# [EXERCISE DETAILS]
Show every line in the entries below where the word "image" appears.

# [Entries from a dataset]
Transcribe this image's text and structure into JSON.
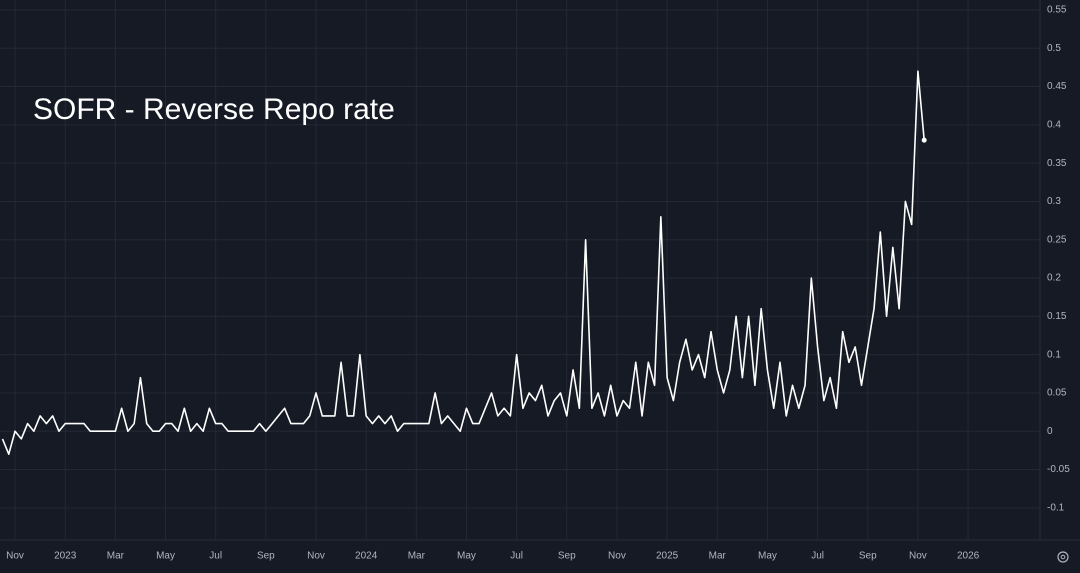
{
  "chart_data": {
    "type": "line",
    "title": "SOFR - Reverse Repo rate",
    "color": "#ffffff",
    "grid": true,
    "y_axis_side": "right",
    "categories": [
      null,
      null,
      "Nov",
      null,
      null,
      null,
      null,
      null,
      null,
      null,
      "2023",
      null,
      null,
      null,
      null,
      null,
      null,
      null,
      "Mar",
      null,
      null,
      null,
      null,
      null,
      null,
      null,
      "May",
      null,
      null,
      null,
      null,
      null,
      null,
      null,
      "Jul",
      null,
      null,
      null,
      null,
      null,
      null,
      null,
      "Sep",
      null,
      null,
      null,
      null,
      null,
      null,
      null,
      "Nov",
      null,
      null,
      null,
      null,
      null,
      null,
      null,
      "2024",
      null,
      null,
      null,
      null,
      null,
      null,
      null,
      "Mar",
      null,
      null,
      null,
      null,
      null,
      null,
      null,
      "May",
      null,
      null,
      null,
      null,
      null,
      null,
      null,
      "Jul",
      null,
      null,
      null,
      null,
      null,
      null,
      null,
      "Sep",
      null,
      null,
      null,
      null,
      null,
      null,
      null,
      "Nov",
      null,
      null,
      null,
      null,
      null,
      null,
      null,
      "2025",
      null,
      null,
      null,
      null,
      null,
      null,
      null,
      "Mar",
      null,
      null,
      null,
      null,
      null,
      null,
      null,
      "May",
      null,
      null,
      null,
      null,
      null,
      null,
      null,
      "Jul",
      null,
      null,
      null,
      null,
      null,
      null,
      null,
      "Sep",
      null,
      null,
      null,
      null,
      null,
      null,
      null,
      "Nov",
      null,
      null,
      null,
      null,
      null,
      null,
      null,
      "2026",
      null,
      null,
      null,
      null,
      null,
      null,
      null,
      null,
      null,
      null,
      null
    ],
    "values": [
      -0.01,
      -0.03,
      0.0,
      -0.01,
      0.01,
      0.0,
      0.02,
      0.01,
      0.02,
      0.0,
      0.01,
      0.01,
      0.01,
      0.01,
      0.0,
      0.0,
      0.0,
      0.0,
      0.0,
      0.03,
      0.0,
      0.01,
      0.07,
      0.01,
      0.0,
      0.0,
      0.01,
      0.01,
      0.0,
      0.03,
      0.0,
      0.01,
      0.0,
      0.03,
      0.01,
      0.01,
      0.0,
      0.0,
      0.0,
      0.0,
      0.0,
      0.01,
      0.0,
      0.01,
      0.02,
      0.03,
      0.01,
      0.01,
      0.01,
      0.02,
      0.05,
      0.02,
      0.02,
      0.02,
      0.09,
      0.02,
      0.02,
      0.1,
      0.02,
      0.01,
      0.02,
      0.01,
      0.02,
      0.0,
      0.01,
      0.01,
      0.01,
      0.01,
      0.01,
      0.05,
      0.01,
      0.02,
      0.01,
      0.0,
      0.03,
      0.01,
      0.01,
      0.03,
      0.05,
      0.02,
      0.03,
      0.02,
      0.1,
      0.03,
      0.05,
      0.04,
      0.06,
      0.02,
      0.04,
      0.05,
      0.02,
      0.08,
      0.03,
      0.25,
      0.03,
      0.05,
      0.02,
      0.06,
      0.02,
      0.04,
      0.03,
      0.09,
      0.02,
      0.09,
      0.06,
      0.28,
      0.07,
      0.04,
      0.09,
      0.12,
      0.08,
      0.1,
      0.07,
      0.13,
      0.08,
      0.05,
      0.08,
      0.15,
      0.07,
      0.15,
      0.06,
      0.16,
      0.08,
      0.03,
      0.09,
      0.02,
      0.06,
      0.03,
      0.06,
      0.2,
      0.11,
      0.04,
      0.07,
      0.03,
      0.13,
      0.09,
      0.11,
      0.06,
      0.11,
      0.16,
      0.26,
      0.15,
      0.24,
      0.16,
      0.3,
      0.27,
      0.47,
      0.38,
      null,
      null,
      null,
      null,
      null,
      null,
      null,
      null,
      null,
      null,
      null,
      null,
      null,
      null,
      null,
      null,
      null,
      null
    ],
    "ylim": [
      -0.142,
      0.563
    ],
    "yticks": [
      -0.1,
      -0.05,
      0,
      0.05,
      0.1,
      0.15,
      0.2,
      0.25,
      0.3,
      0.35,
      0.4,
      0.45,
      0.5,
      0.55
    ]
  }
}
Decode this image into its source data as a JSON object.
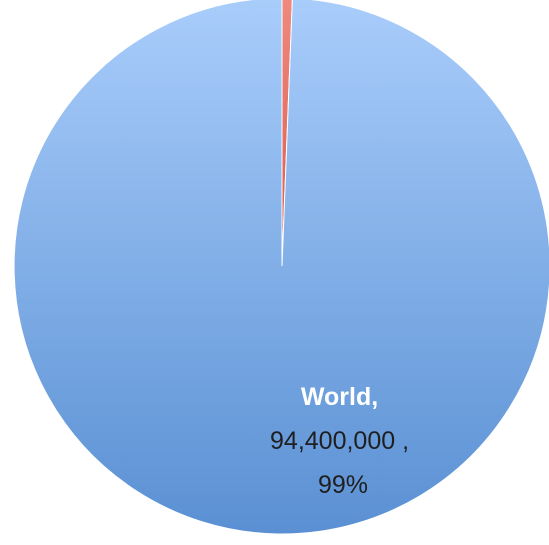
{
  "chart_data": {
    "type": "pie",
    "slices": [
      {
        "name": "World",
        "value": 94400000,
        "percent": "99%",
        "label_name": "World,",
        "label_value": "94,400,000 ,",
        "label_percent": "99%",
        "color_light": "#a9cdfb",
        "color_dark": "#5a90d3",
        "label_color_name": "#ffffff",
        "label_color_text": "#1f1f1f"
      },
      {
        "value": 588000,
        "percent": "1%",
        "color_light": "#ee8a7f",
        "color_dark": "#d9584b",
        "labeled": false
      }
    ],
    "start_angle_deg": 0,
    "legend": "none",
    "title": ""
  }
}
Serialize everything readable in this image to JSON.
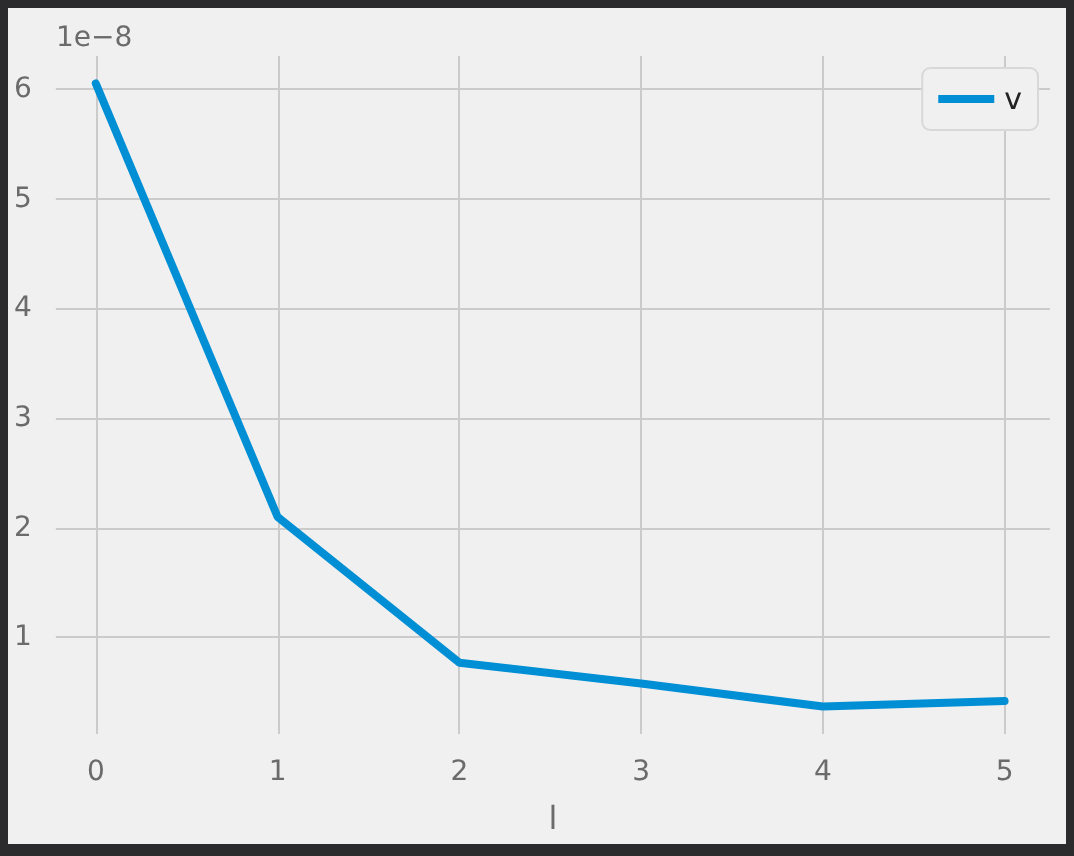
{
  "chart_data": {
    "type": "line",
    "xlabel": "l",
    "annotations": [
      "1e−8"
    ],
    "x": [
      0,
      1,
      2,
      3,
      4,
      5
    ],
    "series": [
      {
        "name": "v",
        "color": "#008fd5",
        "values": [
          6.05,
          2.1,
          0.77,
          0.58,
          0.37,
          0.42
        ]
      }
    ],
    "xlim": [
      -0.22,
      5.25
    ],
    "xticks": [
      0,
      1,
      2,
      3,
      4,
      5
    ],
    "ylim": [
      0.12,
      6.3
    ],
    "yticks": [
      1,
      2,
      3,
      4,
      5,
      6
    ],
    "grid": true,
    "legend": "top right",
    "marker": "none",
    "line_style": "solid"
  }
}
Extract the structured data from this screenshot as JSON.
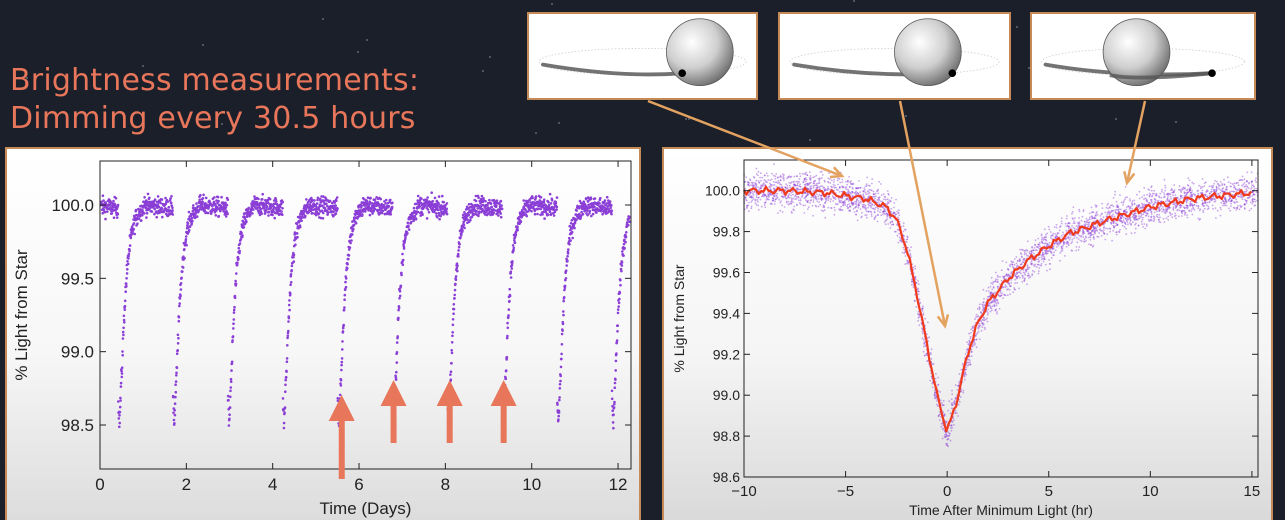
{
  "headline": {
    "line1": "Brightness measurements:",
    "line2": "Dimming every 30.5 hours"
  },
  "colors": {
    "background": "#1b1f2a",
    "headline": "#e8765a",
    "frame": "#c58a55",
    "points": "#8b3fd6",
    "model_line": "#f03a1e",
    "arrow_up": "#e8765a",
    "pointer": "#e3a260"
  },
  "thumbnails": [
    {
      "planet_position": "left of star, approaching transit"
    },
    {
      "planet_position": "mid transit"
    },
    {
      "planet_position": "egress, right of star"
    }
  ],
  "chart_data": [
    {
      "type": "scatter",
      "title": "",
      "xlabel": "Time (Days)",
      "ylabel": "% Light from Star",
      "xlim": [
        0,
        12.3
      ],
      "ylim": [
        98.2,
        100.3
      ],
      "xticks": [
        0,
        2,
        4,
        6,
        8,
        10,
        12
      ],
      "yticks": [
        98.5,
        99.0,
        99.5,
        100.0
      ],
      "xtick_labels": [
        "0",
        "2",
        "4",
        "6",
        "8",
        "10",
        "12"
      ],
      "ytick_labels": [
        "98.5",
        "99.0",
        "99.5",
        "100.0"
      ],
      "grid": false,
      "period_days": 1.271,
      "transit_times": [
        0.45,
        1.72,
        2.99,
        4.26,
        5.53,
        6.8,
        8.07,
        9.34,
        10.61,
        11.88
      ],
      "baseline": 100.0,
      "minimum_light": 98.5,
      "highlighted_transits": [
        5.6,
        6.8,
        8.1,
        9.35
      ]
    },
    {
      "type": "line",
      "title": "",
      "xlabel": "Time After Minimum Light (hr)",
      "ylabel": "% Light from Star",
      "xlim": [
        -10,
        15.3
      ],
      "ylim": [
        98.6,
        100.15
      ],
      "xticks": [
        -10,
        -5,
        0,
        5,
        10,
        15
      ],
      "yticks": [
        98.6,
        98.8,
        99.0,
        99.2,
        99.4,
        99.6,
        99.8,
        100.0
      ],
      "xtick_labels": [
        "−10",
        "−5",
        "0",
        "5",
        "10",
        "15"
      ],
      "ytick_labels": [
        "98.6",
        "98.8",
        "99.0",
        "99.2",
        "99.4",
        "99.6",
        "99.8",
        "100.0"
      ],
      "grid": false,
      "series": [
        {
          "role": "model",
          "x": [
            -10,
            -8,
            -6,
            -4,
            -3,
            -2.5,
            -2,
            -1.5,
            -1,
            -0.5,
            0,
            0.5,
            1,
            1.5,
            2,
            3,
            4,
            5,
            6,
            8,
            10,
            12,
            14,
            15
          ],
          "y": [
            100.0,
            100.0,
            99.99,
            99.96,
            99.92,
            99.86,
            99.72,
            99.5,
            99.25,
            99.0,
            98.82,
            98.98,
            99.2,
            99.35,
            99.45,
            99.57,
            99.66,
            99.73,
            99.79,
            99.86,
            99.92,
            99.96,
            99.98,
            99.99
          ]
        }
      ]
    }
  ]
}
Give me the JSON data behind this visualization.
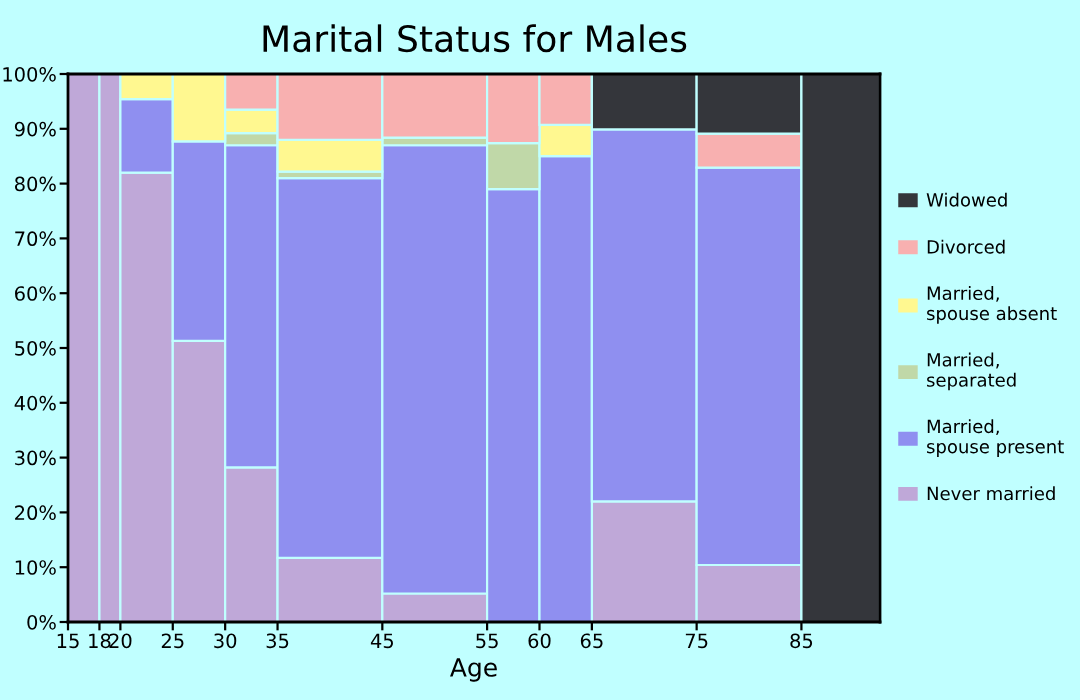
{
  "chart_data": {
    "type": "bar",
    "stacked": true,
    "title": "Marital Status for Males",
    "xlabel": "Age",
    "x": [
      16.5,
      19,
      22.5,
      27.5,
      32.5,
      40,
      50,
      57.5,
      62.5,
      70,
      80,
      88.75
    ],
    "xlim": [
      15,
      92.5
    ],
    "xticks": [
      15,
      18,
      20,
      25,
      30,
      35,
      45,
      55,
      60,
      65,
      75,
      85
    ],
    "ylim": [
      0,
      100
    ],
    "yticks": [
      {
        "value": 0,
        "label": "0%"
      },
      {
        "value": 10,
        "label": "10%"
      },
      {
        "value": 20,
        "label": "20%"
      },
      {
        "value": 30,
        "label": "30%"
      },
      {
        "value": 40,
        "label": "40%"
      },
      {
        "value": 50,
        "label": "50%"
      },
      {
        "value": 60,
        "label": "60%"
      },
      {
        "value": 70,
        "label": "70%"
      },
      {
        "value": 80,
        "label": "80%"
      },
      {
        "value": 90,
        "label": "90%"
      },
      {
        "value": 100,
        "label": "100%"
      }
    ],
    "grid": false,
    "legend": "right",
    "series": [
      {
        "name": "Never married",
        "color": "#bfa8d8",
        "values": [
          100,
          100,
          82,
          51.3,
          28.2,
          11.7,
          5.2,
          0,
          0,
          22,
          10.4,
          0
        ]
      },
      {
        "name": "Married,\nspouse present",
        "color": "#8f8ff0",
        "values": [
          0,
          0,
          13.4,
          36.4,
          58.8,
          69.3,
          81.8,
          79,
          85,
          67.9,
          72.5,
          0
        ]
      },
      {
        "name": "Married,\nseparated",
        "color": "#c0d8a8",
        "values": [
          0,
          0,
          0,
          0,
          2.2,
          1.2,
          1.4,
          8.4,
          0,
          0,
          0,
          0
        ]
      },
      {
        "name": "Married,\nspouse absent",
        "color": "#fff890",
        "values": [
          0,
          0,
          4.6,
          12.3,
          4.3,
          5.8,
          0,
          0,
          5.7,
          0,
          0,
          0
        ]
      },
      {
        "name": "Divorced",
        "color": "#f8b0b0",
        "values": [
          0,
          0,
          0,
          0,
          6.5,
          12,
          11.6,
          12.6,
          9.3,
          0,
          6.2,
          0
        ]
      },
      {
        "name": "Widowed",
        "color": "#34363b",
        "values": [
          0,
          0,
          0,
          0,
          0,
          0,
          0,
          0,
          0,
          10.1,
          10.9,
          100
        ]
      }
    ]
  }
}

# [ANSWER BELOW]
Transcribe this image's text and structure into JSON.
Decode this image into its source data as a JSON object.
Serialize everything readable in this image to JSON.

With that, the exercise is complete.